## Work instruction 1
Transcribe the passage of the AI regulation article starting with "Indonesia is still" and going on through "players in Indonesia.".
## Work instruction 2
According to the AI regulation article, which Singapore regulator has released responsible AI toolkits for the finance sector?

## Page text
However, in January 2024, in their response to the public consultation process on AI regulation, the Australian Government confirmed that it will seek to regulate high risk AI applications and developed AI safety standards and toolkits for businesses.


Singapore also doesn’t have any specific law for AI yet. 

For now, Singapore’s telco and privacy authorities have been driving Singapore’s position on AI, including the release of ‘Model AI Governance Frameworks’ (2020 version and 2024 version) that provide detailed and readily implementable guidance for business on how to responsibly develop, deploy and use AI.

Singapore is also known for its practical initiatives, being one of the early countries to roll out software toolkits (e.g. AI Verify) and catalogues (e.g. LLM Evaluation Catalogue) that help business implement AI safety at an operational and technical level. 

On the fintech side, Singapore’s financial regulator the Monetary Authority of Singapore has released responsible AI toolkits for the finance sector, and is currently working with industry players to develop a generative AI framework.


As a rising powerhouse in tech, India initially favoured limited regulatory intervention in the AI sector. In April 2023, the Indian Ministry of Electronics and IT announced that the Indian government will not consider regulating AI for the time being due to concerns of stifling innovation.

However, over the past year, India has slowly shifted its position, gradually regulating certain aspects of AI. In August 2023, India enacted its first privacy legislation which imposes data fiduciary obligations on certain AI developers. 

Since January 2024, the Indian government has also said it’s considering to amend its existing IT Act (which regulates electronic commerce) to include new rules around AI

In parallel, India has been working on a bill called Digital India Act which proposes to replace the IT Act and regulate high risk AI systems.

And most recently in February 2024, India’s IT Minister announced that the government was working on an AI regulatory framework, to be released in June/July 2024. While the actual contents of the framework have yet to be revealed, its announcement marks an overturn of the government’s original position in April 2024.


Indonesia is still at the early stage of its AI regulatory journey. In December 2023, the Indonesian Ministry of Communication and Informatics released AI ethic guidelines in the form of a circular letter that was addressed to all public and private electronic system operators engaging in AI-based programming activities. In the same month, the Financial Services Authority issued its own set of AI ethical guidelines which apply to all fintech players in Indonesia.


It is expected that within the first quarter of 2024 the Ministry of Science, Technology and Innovation will present a comprehensive framework related to the code of ethics for AI. However, apart from that, Malaysia has had limited developments in the AI regulation space.

That said, Singapore, Malaysia and Indonesia are part of ASEAN which recently released its guide to AI governance and ethics. The guide calls for alignment of AI frameworks across ASEAN countries. So it’s likely Malaysia will eventually follow the similar trajectory of Indonesia and Singapore. 

Concluding remarks

Over the past year, the APAC region has seen a diverse regulatory landscape for AI, with China leading in comprehensive application-specific laws, the US moving towards a cohesive framework, and other countries ranging from softer approaches to evolving positions.

As AI continues to reshape industries, the region is poised for ongoing regulatory developments. Striking the right balance between regulation and innovation will remain a key challenge, and will differ between countries based on their legal, economic and political circumstances.

But in the short term, these developments might still stay fragmented and unaligned, as countries within the region devise their own unique competitive approach to attract AI talent and businesses (especially with the intensifying AI competition between US and China). 

However, over the medium to long terms, I expect there will be increasing constructive collaboration between APAC governments to align frameworks as they recognise the mutual benefit of aligned regional frameworks to support trade and multinational businesses.

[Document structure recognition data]
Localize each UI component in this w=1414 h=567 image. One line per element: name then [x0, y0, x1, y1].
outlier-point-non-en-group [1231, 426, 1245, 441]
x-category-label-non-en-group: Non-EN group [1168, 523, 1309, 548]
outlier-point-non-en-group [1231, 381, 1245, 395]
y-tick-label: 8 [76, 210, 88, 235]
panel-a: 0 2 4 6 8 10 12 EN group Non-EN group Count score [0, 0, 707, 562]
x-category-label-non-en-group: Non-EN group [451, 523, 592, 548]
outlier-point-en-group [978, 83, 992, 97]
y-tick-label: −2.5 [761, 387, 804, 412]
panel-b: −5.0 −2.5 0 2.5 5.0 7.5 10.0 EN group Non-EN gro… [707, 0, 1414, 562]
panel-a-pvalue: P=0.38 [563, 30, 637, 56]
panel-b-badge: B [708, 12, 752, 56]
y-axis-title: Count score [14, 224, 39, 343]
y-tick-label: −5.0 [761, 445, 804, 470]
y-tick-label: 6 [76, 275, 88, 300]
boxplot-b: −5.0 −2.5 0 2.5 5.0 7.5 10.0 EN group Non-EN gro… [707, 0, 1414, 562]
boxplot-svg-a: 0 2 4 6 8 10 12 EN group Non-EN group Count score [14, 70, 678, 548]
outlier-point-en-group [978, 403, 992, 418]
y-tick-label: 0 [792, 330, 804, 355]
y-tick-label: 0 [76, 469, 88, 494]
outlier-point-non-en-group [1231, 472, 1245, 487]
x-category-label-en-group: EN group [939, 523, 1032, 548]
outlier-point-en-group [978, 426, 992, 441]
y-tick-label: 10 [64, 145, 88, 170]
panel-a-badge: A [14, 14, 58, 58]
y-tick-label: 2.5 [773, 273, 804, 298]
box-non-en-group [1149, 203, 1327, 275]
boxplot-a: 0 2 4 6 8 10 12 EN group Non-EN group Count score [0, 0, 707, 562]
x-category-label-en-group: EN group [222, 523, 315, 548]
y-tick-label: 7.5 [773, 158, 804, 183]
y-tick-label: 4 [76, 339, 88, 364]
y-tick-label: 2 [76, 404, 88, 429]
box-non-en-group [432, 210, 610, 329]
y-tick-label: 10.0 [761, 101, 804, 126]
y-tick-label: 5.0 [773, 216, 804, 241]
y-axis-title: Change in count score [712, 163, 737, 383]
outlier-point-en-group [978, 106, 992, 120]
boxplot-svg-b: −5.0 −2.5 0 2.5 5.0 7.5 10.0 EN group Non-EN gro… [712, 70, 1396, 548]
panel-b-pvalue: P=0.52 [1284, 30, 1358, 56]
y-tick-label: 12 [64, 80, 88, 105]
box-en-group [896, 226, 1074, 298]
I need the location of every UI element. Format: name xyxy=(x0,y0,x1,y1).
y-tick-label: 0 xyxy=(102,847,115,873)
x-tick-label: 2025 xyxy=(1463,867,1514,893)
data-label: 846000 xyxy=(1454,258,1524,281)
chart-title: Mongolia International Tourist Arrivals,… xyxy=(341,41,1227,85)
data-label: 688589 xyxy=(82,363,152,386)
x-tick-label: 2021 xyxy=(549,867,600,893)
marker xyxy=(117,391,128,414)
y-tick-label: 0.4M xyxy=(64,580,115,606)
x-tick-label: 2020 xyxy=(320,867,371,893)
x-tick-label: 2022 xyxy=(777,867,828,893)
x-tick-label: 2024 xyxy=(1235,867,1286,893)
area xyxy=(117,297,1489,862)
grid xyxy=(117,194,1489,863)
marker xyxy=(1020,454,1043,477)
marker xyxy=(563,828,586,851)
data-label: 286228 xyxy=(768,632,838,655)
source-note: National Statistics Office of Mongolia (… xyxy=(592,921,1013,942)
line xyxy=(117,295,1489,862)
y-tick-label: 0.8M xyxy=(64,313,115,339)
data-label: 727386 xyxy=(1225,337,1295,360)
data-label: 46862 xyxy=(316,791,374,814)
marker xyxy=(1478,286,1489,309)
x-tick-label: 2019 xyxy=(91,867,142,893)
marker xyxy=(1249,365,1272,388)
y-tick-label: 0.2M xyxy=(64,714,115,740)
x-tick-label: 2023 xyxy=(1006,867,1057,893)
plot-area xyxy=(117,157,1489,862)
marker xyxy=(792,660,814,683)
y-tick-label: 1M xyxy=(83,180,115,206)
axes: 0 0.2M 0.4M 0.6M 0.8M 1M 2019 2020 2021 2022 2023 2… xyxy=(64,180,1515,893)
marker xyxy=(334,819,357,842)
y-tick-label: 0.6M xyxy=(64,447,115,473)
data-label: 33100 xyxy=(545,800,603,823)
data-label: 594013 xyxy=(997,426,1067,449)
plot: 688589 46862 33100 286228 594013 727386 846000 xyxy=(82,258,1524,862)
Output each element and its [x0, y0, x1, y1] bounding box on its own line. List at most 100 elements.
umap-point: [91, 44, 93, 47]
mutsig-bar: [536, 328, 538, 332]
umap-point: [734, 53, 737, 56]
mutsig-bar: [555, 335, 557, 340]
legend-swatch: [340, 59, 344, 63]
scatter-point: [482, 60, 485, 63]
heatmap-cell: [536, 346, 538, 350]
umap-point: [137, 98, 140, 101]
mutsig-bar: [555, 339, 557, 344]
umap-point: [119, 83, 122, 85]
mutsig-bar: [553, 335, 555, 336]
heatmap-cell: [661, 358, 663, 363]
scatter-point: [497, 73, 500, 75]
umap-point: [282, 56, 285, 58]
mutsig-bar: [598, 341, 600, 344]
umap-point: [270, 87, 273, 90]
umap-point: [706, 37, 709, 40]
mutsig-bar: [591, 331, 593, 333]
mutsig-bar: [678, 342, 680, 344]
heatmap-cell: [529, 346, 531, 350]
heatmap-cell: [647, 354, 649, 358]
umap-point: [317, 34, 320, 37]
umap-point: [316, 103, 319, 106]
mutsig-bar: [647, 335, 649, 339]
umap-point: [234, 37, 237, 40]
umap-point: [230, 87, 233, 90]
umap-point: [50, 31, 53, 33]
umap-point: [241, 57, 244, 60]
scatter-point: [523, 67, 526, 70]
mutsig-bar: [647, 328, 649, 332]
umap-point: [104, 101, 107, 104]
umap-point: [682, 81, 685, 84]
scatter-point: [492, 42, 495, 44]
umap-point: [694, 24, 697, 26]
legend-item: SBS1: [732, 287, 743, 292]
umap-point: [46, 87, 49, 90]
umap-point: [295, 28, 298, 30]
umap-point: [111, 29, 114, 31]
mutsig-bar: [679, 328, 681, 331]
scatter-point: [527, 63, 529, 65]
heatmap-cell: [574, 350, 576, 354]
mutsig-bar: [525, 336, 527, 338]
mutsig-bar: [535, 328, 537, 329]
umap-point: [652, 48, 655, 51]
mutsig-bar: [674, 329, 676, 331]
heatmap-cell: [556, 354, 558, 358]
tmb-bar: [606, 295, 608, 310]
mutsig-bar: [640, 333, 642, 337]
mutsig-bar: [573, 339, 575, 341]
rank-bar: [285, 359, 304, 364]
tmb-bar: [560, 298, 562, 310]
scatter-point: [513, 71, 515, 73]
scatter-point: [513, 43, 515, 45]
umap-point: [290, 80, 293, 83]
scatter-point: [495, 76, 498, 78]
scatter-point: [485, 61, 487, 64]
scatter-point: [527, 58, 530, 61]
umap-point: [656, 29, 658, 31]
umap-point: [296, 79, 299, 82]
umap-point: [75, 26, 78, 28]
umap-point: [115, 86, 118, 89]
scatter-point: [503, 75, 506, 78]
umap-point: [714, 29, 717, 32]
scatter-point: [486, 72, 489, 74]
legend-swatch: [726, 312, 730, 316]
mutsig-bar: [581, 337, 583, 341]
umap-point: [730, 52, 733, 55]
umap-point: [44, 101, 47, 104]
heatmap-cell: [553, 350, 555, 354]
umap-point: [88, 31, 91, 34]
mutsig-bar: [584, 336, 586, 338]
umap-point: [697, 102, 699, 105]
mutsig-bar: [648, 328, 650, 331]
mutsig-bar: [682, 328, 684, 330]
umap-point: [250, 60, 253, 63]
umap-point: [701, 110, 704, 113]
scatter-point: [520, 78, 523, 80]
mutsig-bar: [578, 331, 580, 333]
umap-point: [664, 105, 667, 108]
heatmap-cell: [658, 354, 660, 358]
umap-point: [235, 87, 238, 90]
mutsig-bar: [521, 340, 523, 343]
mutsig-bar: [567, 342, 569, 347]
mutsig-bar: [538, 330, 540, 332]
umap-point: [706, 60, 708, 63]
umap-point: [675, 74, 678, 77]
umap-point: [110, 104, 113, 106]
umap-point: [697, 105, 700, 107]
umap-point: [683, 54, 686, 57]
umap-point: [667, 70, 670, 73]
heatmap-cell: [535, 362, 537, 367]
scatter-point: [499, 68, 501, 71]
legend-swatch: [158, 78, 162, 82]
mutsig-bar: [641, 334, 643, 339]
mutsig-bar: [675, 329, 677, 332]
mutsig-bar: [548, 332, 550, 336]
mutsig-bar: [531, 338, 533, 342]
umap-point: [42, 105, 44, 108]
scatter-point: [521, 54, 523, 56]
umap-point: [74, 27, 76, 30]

## Written response 1
Indonesia is still at the early stage of its AI regulatory journey. In December 2023, the Indonesian Ministry of Communication and Informatics released AI ethic guidelines in the form of a circular letter that was addressed to all public and private electronic system operators engaging in AI-based programming activities. In the same month, the Financial Services Authority issued its own set of AI ethical guidelines which apply to all fintech players in Indonesia.

## Written response 2
The Monetary Authority of Singapore.